__Stored data__
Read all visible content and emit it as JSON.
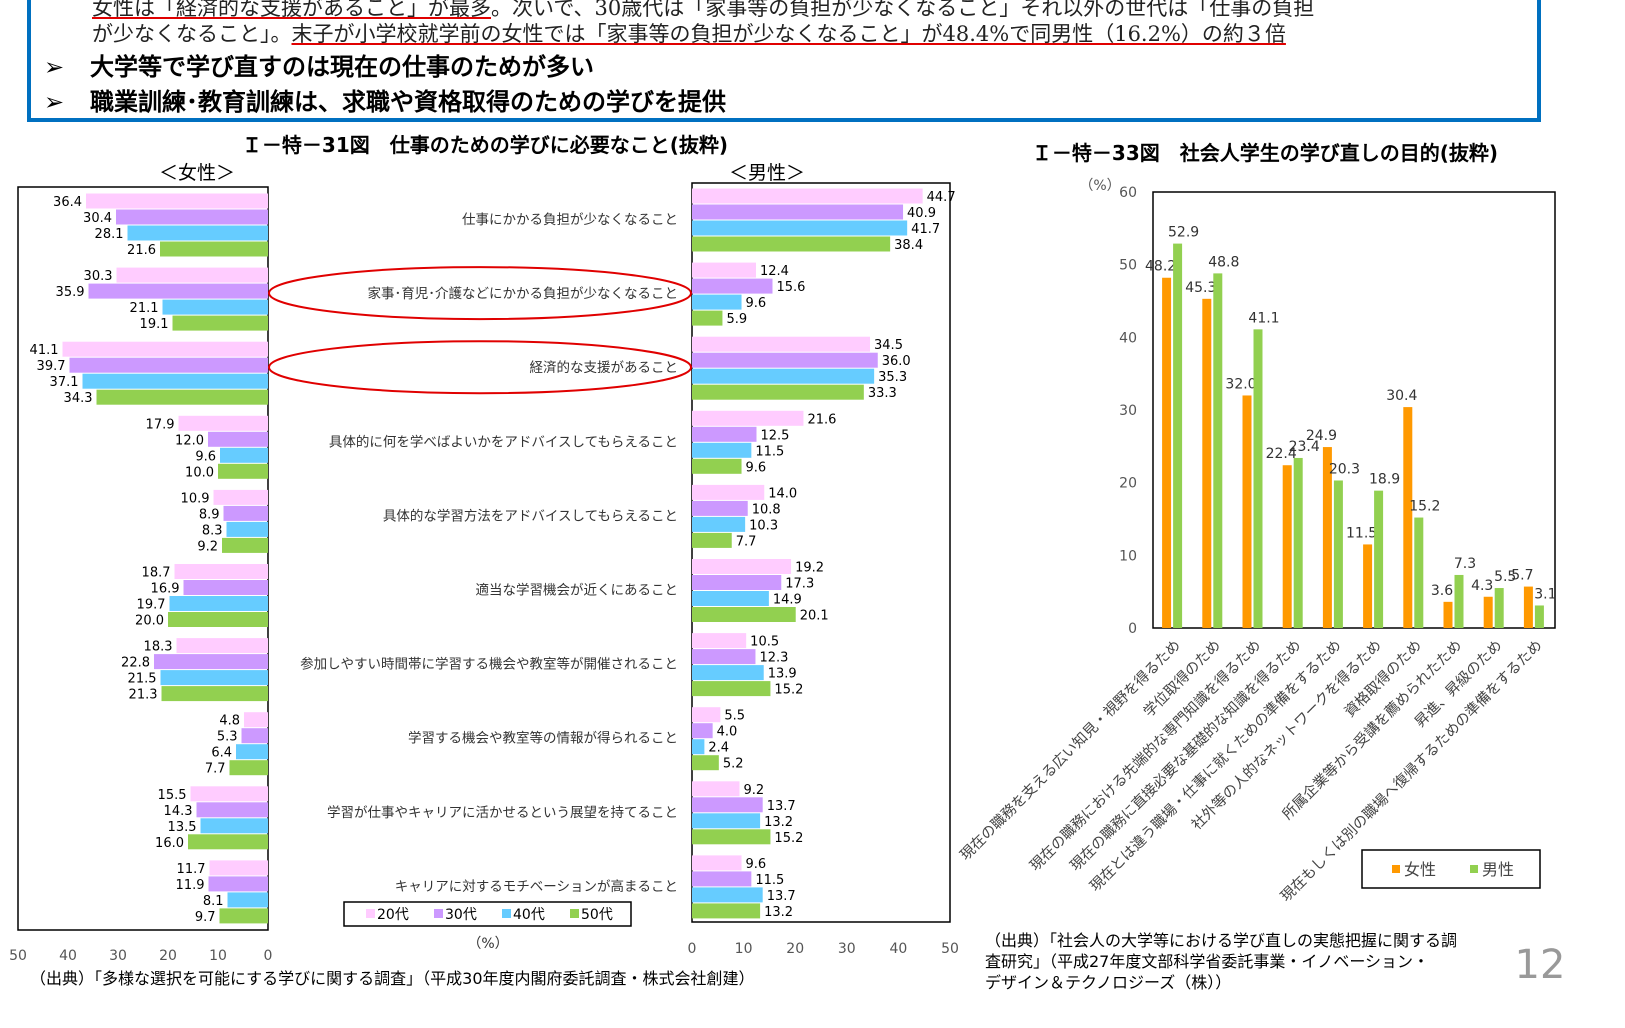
{
  "summary": {
    "line1_underlined": "女性は「経済的な支援があること」が最多",
    "line1_rest": "。次いで、30歳代は「家事等の負担が少なくなること」それ以外の世代は「仕事の負担",
    "line2_start": "が少なくなること」。",
    "line2_underlined": "末子が小学校就学前の女性では「家事等の負担が少なくなること」が48.4%で同男性（16.2%）の約３倍",
    "bullets": [
      "大学等で学び直すのは現在の仕事のためが多い",
      "職業訓練･教育訓練は、求職や資格取得のための学びを提供"
    ],
    "bullet_icon": "arrow-bullet-icon"
  },
  "colors": {
    "20s": "#ffccff",
    "30s": "#cc99ff",
    "40s": "#66ccff",
    "50s": "#92d050",
    "female": "#ff9900",
    "male": "#92d050",
    "frame": "#0070c0",
    "highlight": "#e00000"
  },
  "page_number": "12",
  "chart_data": [
    {
      "type": "bar",
      "orientation": "horizontal",
      "title": "Ｉ－特－31図　仕事のための学びに必要なこと(抜粋)",
      "panels": [
        "＜女性＞",
        "＜男性＞"
      ],
      "unit_label": "（%）",
      "xlim": [
        0,
        50
      ],
      "ticks": [
        "0",
        "10",
        "20",
        "30",
        "40",
        "50"
      ],
      "legend": [
        "20代",
        "30代",
        "40代",
        "50代"
      ],
      "legend_placement": "bottom-center",
      "highlighted_categories": [
        1,
        2
      ],
      "categories": [
        "仕事にかかる負担が少なくなること",
        "家事･育児･介護などにかかる負担が少なくなること",
        "経済的な支援があること",
        "具体的に何を学べばよいかをアドバイスしてもらえること",
        "具体的な学習方法をアドバイスしてもらえること",
        "適当な学習機会が近くにあること",
        "参加しやすい時間帯に学習する機会や教室等が開催されること",
        "学習する機会や教室等の情報が得られること",
        "学習が仕事やキャリアに活かせるという展望を持てること",
        "キャリアに対するモチベーションが高まること"
      ],
      "female": [
        [
          36.4,
          30.4,
          28.1,
          21.6
        ],
        [
          30.3,
          35.9,
          21.1,
          19.1
        ],
        [
          41.1,
          39.7,
          37.1,
          34.3
        ],
        [
          17.9,
          12.0,
          9.6,
          10.0
        ],
        [
          10.9,
          8.9,
          8.3,
          9.2
        ],
        [
          18.7,
          16.9,
          19.7,
          20.0
        ],
        [
          18.3,
          22.8,
          21.5,
          21.3
        ],
        [
          4.8,
          5.3,
          6.4,
          7.7
        ],
        [
          15.5,
          14.3,
          13.5,
          16.0
        ],
        [
          11.7,
          11.9,
          8.1,
          9.7
        ]
      ],
      "male": [
        [
          44.7,
          40.9,
          41.7,
          38.4
        ],
        [
          12.4,
          15.6,
          9.6,
          5.9
        ],
        [
          34.5,
          36.0,
          35.3,
          33.3
        ],
        [
          21.6,
          12.5,
          11.5,
          9.6
        ],
        [
          14.0,
          10.8,
          10.3,
          7.7
        ],
        [
          19.2,
          17.3,
          14.9,
          20.1
        ],
        [
          10.5,
          12.3,
          13.9,
          15.2
        ],
        [
          5.5,
          4.0,
          2.4,
          5.2
        ],
        [
          9.2,
          13.7,
          13.2,
          15.2
        ],
        [
          9.6,
          11.5,
          13.7,
          13.2
        ]
      ],
      "source": "（出典）「多様な選択を可能にする学びに関する調査」（平成30年度内閣府委託調査・株式会社創建）"
    },
    {
      "type": "bar",
      "title": "Ｉ－特－33図　社会人学生の学び直しの目的(抜粋)",
      "ylabel": "（%）",
      "ylim": [
        0,
        60
      ],
      "ticks": [
        "0",
        "10",
        "20",
        "30",
        "40",
        "50",
        "60"
      ],
      "legend": [
        "女性",
        "男性"
      ],
      "legend_placement": "bottom-right",
      "categories": [
        "現在の職務を支える広い知見・視野を得るため",
        "学位取得のため",
        "現在の職務における先端的な専門知識を得るため",
        "現在の職務に直接必要な基礎的な知識を得るため",
        "現在とは違う職場・仕事に就くための準備をするため",
        "社外等の人的なネットワークを得るため",
        "資格取得のため",
        "所属企業等から受講を薦められたため",
        "昇進、昇級のため",
        "現在もしくは別の職場へ復帰するための準備をするため"
      ],
      "series": [
        {
          "name": "女性",
          "values": [
            48.2,
            45.3,
            32.0,
            22.4,
            24.9,
            11.5,
            30.4,
            3.6,
            4.3,
            5.7
          ]
        },
        {
          "name": "男性",
          "values": [
            52.9,
            48.8,
            41.1,
            23.4,
            20.3,
            18.9,
            15.2,
            7.3,
            5.5,
            3.1
          ]
        }
      ],
      "source": [
        "（出典）「社会人の大学等における学び直しの実態把握に関する調",
        "査研究」（平成27年度文部科学省委託事業・イノベーション・",
        "デザイン＆テクノロジーズ（株））"
      ]
    }
  ]
}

__Stated problem__
Return each line from the material above exactly, but not the pictures.

__The response__
Read all visible content and emit it as JSON.
{
  "summary": {
    "line1_underlined": "女性は「経済的な支援があること」が最多",
    "line1_rest": "。次いで、30歳代は「家事等の負担が少なくなること」それ以外の世代は「仕事の負担",
    "line2_start": "が少なくなること」。",
    "line2_underlined": "末子が小学校就学前の女性では「家事等の負担が少なくなること」が48.4%で同男性（16.2%）の約３倍",
    "bullets": [
      "大学等で学び直すのは現在の仕事のためが多い",
      "職業訓練･教育訓練は、求職や資格取得のための学びを提供"
    ],
    "bullet_icon": "arrow-bullet-icon"
  },
  "colors": {
    "20s": "#ffccff",
    "30s": "#cc99ff",
    "40s": "#66ccff",
    "50s": "#92d050",
    "female": "#ff9900",
    "male": "#92d050",
    "frame": "#0070c0",
    "highlight": "#e00000"
  },
  "page_number": "12",
  "chart_data": [
    {
      "type": "bar",
      "orientation": "horizontal",
      "title": "Ｉ－特－31図　仕事のための学びに必要なこと(抜粋)",
      "panels": [
        "＜女性＞",
        "＜男性＞"
      ],
      "unit_label": "（%）",
      "xlim": [
        0,
        50
      ],
      "ticks": [
        "0",
        "10",
        "20",
        "30",
        "40",
        "50"
      ],
      "legend": [
        "20代",
        "30代",
        "40代",
        "50代"
      ],
      "legend_placement": "bottom-center",
      "highlighted_categories": [
        1,
        2
      ],
      "categories": [
        "仕事にかかる負担が少なくなること",
        "家事･育児･介護などにかかる負担が少なくなること",
        "経済的な支援があること",
        "具体的に何を学べばよいかをアドバイスしてもらえること",
        "具体的な学習方法をアドバイスしてもらえること",
        "適当な学習機会が近くにあること",
        "参加しやすい時間帯に学習する機会や教室等が開催されること",
        "学習する機会や教室等の情報が得られること",
        "学習が仕事やキャリアに活かせるという展望を持てること",
        "キャリアに対するモチベーションが高まること"
      ],
      "female": [
        [
          36.4,
          30.4,
          28.1,
          21.6
        ],
        [
          30.3,
          35.9,
          21.1,
          19.1
        ],
        [
          41.1,
          39.7,
          37.1,
          34.3
        ],
        [
          17.9,
          12.0,
          9.6,
          10.0
        ],
        [
          10.9,
          8.9,
          8.3,
          9.2
        ],
        [
          18.7,
          16.9,
          19.7,
          20.0
        ],
        [
          18.3,
          22.8,
          21.5,
          21.3
        ],
        [
          4.8,
          5.3,
          6.4,
          7.7
        ],
        [
          15.5,
          14.3,
          13.5,
          16.0
        ],
        [
          11.7,
          11.9,
          8.1,
          9.7
        ]
      ],
      "male": [
        [
          44.7,
          40.9,
          41.7,
          38.4
        ],
        [
          12.4,
          15.6,
          9.6,
          5.9
        ],
        [
          34.5,
          36.0,
          35.3,
          33.3
        ],
        [
          21.6,
          12.5,
          11.5,
          9.6
        ],
        [
          14.0,
          10.8,
          10.3,
          7.7
        ],
        [
          19.2,
          17.3,
          14.9,
          20.1
        ],
        [
          10.5,
          12.3,
          13.9,
          15.2
        ],
        [
          5.5,
          4.0,
          2.4,
          5.2
        ],
        [
          9.2,
          13.7,
          13.2,
          15.2
        ],
        [
          9.6,
          11.5,
          13.7,
          13.2
        ]
      ],
      "source": "（出典）「多様な選択を可能にする学びに関する調査」（平成30年度内閣府委託調査・株式会社創建）"
    },
    {
      "type": "bar",
      "title": "Ｉ－特－33図　社会人学生の学び直しの目的(抜粋)",
      "ylabel": "（%）",
      "ylim": [
        0,
        60
      ],
      "ticks": [
        "0",
        "10",
        "20",
        "30",
        "40",
        "50",
        "60"
      ],
      "legend": [
        "女性",
        "男性"
      ],
      "legend_placement": "bottom-right",
      "categories": [
        "現在の職務を支える広い知見・視野を得るため",
        "学位取得のため",
        "現在の職務における先端的な専門知識を得るため",
        "現在の職務に直接必要な基礎的な知識を得るため",
        "現在とは違う職場・仕事に就くための準備をするため",
        "社外等の人的なネットワークを得るため",
        "資格取得のため",
        "所属企業等から受講を薦められたため",
        "昇進、昇級のため",
        "現在もしくは別の職場へ復帰するための準備をするため"
      ],
      "series": [
        {
          "name": "女性",
          "values": [
            48.2,
            45.3,
            32.0,
            22.4,
            24.9,
            11.5,
            30.4,
            3.6,
            4.3,
            5.7
          ]
        },
        {
          "name": "男性",
          "values": [
            52.9,
            48.8,
            41.1,
            23.4,
            20.3,
            18.9,
            15.2,
            7.3,
            5.5,
            3.1
          ]
        }
      ],
      "source": [
        "（出典）「社会人の大学等における学び直しの実態把握に関する調",
        "査研究」（平成27年度文部科学省委託事業・イノベーション・",
        "デザイン＆テクノロジーズ（株））"
      ]
    }
  ]
}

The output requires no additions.